**The request**. The listing below should be printed exactly, every line of it. Skip the pictures.

**Supplied records**.
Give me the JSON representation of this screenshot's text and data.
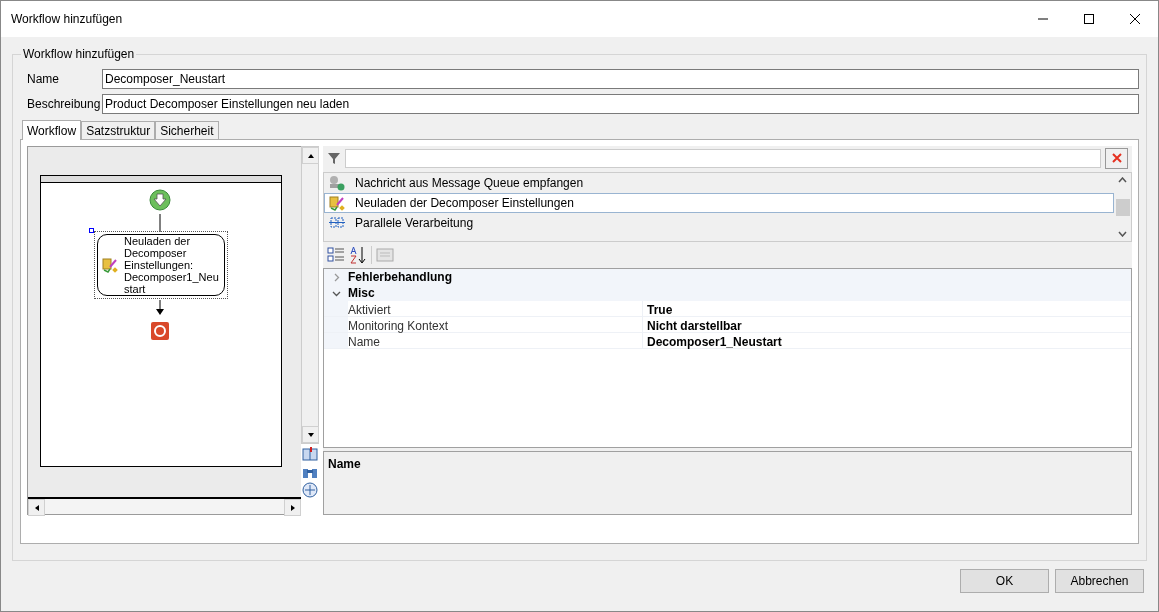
{
  "window": {
    "title": "Workflow hinzufügen"
  },
  "group_title": "Workflow hinzufügen",
  "fields": [
    {
      "label": "Name",
      "value": "Decomposer_Neustart"
    },
    {
      "label": "Beschreibung",
      "value": "Product Decomposer Einstellungen neu laden"
    }
  ],
  "tabs": [
    {
      "label": "Workflow",
      "selected": true
    },
    {
      "label": "Satzstruktur",
      "selected": false
    },
    {
      "label": "Sicherheit",
      "selected": false
    }
  ],
  "designer": {
    "activity_label": "Neuladen der Decomposer Einstellungen: Decomposer1_Neustart"
  },
  "activity_list": [
    {
      "label": "Nachricht aus Message Queue empfangen",
      "kind": "queue",
      "selected": false
    },
    {
      "label": "Neuladen der Decomposer Einstellungen",
      "kind": "reload",
      "selected": true
    },
    {
      "label": "Parallele Verarbeitung",
      "kind": "parallel",
      "selected": false
    }
  ],
  "properties": [
    {
      "category": "Fehlerbehandlung",
      "expanded": false
    },
    {
      "category": "Misc",
      "expanded": true,
      "rows": [
        {
          "name": "Aktiviert",
          "value": "True"
        },
        {
          "name": "Monitoring Kontext",
          "value": "Nicht darstellbar"
        },
        {
          "name": "Name",
          "value": "Decomposer1_Neustart"
        }
      ]
    }
  ],
  "description_title": "Name",
  "buttons": [
    "OK",
    "Abbrechen"
  ]
}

**Solved problem**.
Give me the JSON representation of this screenshot's text and data.
{
  "window": {
    "title": "Workflow hinzufügen"
  },
  "group_title": "Workflow hinzufügen",
  "fields": [
    {
      "label": "Name",
      "value": "Decomposer_Neustart"
    },
    {
      "label": "Beschreibung",
      "value": "Product Decomposer Einstellungen neu laden"
    }
  ],
  "tabs": [
    {
      "label": "Workflow",
      "selected": true
    },
    {
      "label": "Satzstruktur",
      "selected": false
    },
    {
      "label": "Sicherheit",
      "selected": false
    }
  ],
  "designer": {
    "activity_label": "Neuladen der Decomposer Einstellungen: Decomposer1_Neustart"
  },
  "activity_list": [
    {
      "label": "Nachricht aus Message Queue empfangen",
      "kind": "queue",
      "selected": false
    },
    {
      "label": "Neuladen der Decomposer Einstellungen",
      "kind": "reload",
      "selected": true
    },
    {
      "label": "Parallele Verarbeitung",
      "kind": "parallel",
      "selected": false
    }
  ],
  "properties": [
    {
      "category": "Fehlerbehandlung",
      "expanded": false
    },
    {
      "category": "Misc",
      "expanded": true,
      "rows": [
        {
          "name": "Aktiviert",
          "value": "True"
        },
        {
          "name": "Monitoring Kontext",
          "value": "Nicht darstellbar"
        },
        {
          "name": "Name",
          "value": "Decomposer1_Neustart"
        }
      ]
    }
  ],
  "description_title": "Name",
  "buttons": [
    "OK",
    "Abbrechen"
  ]
}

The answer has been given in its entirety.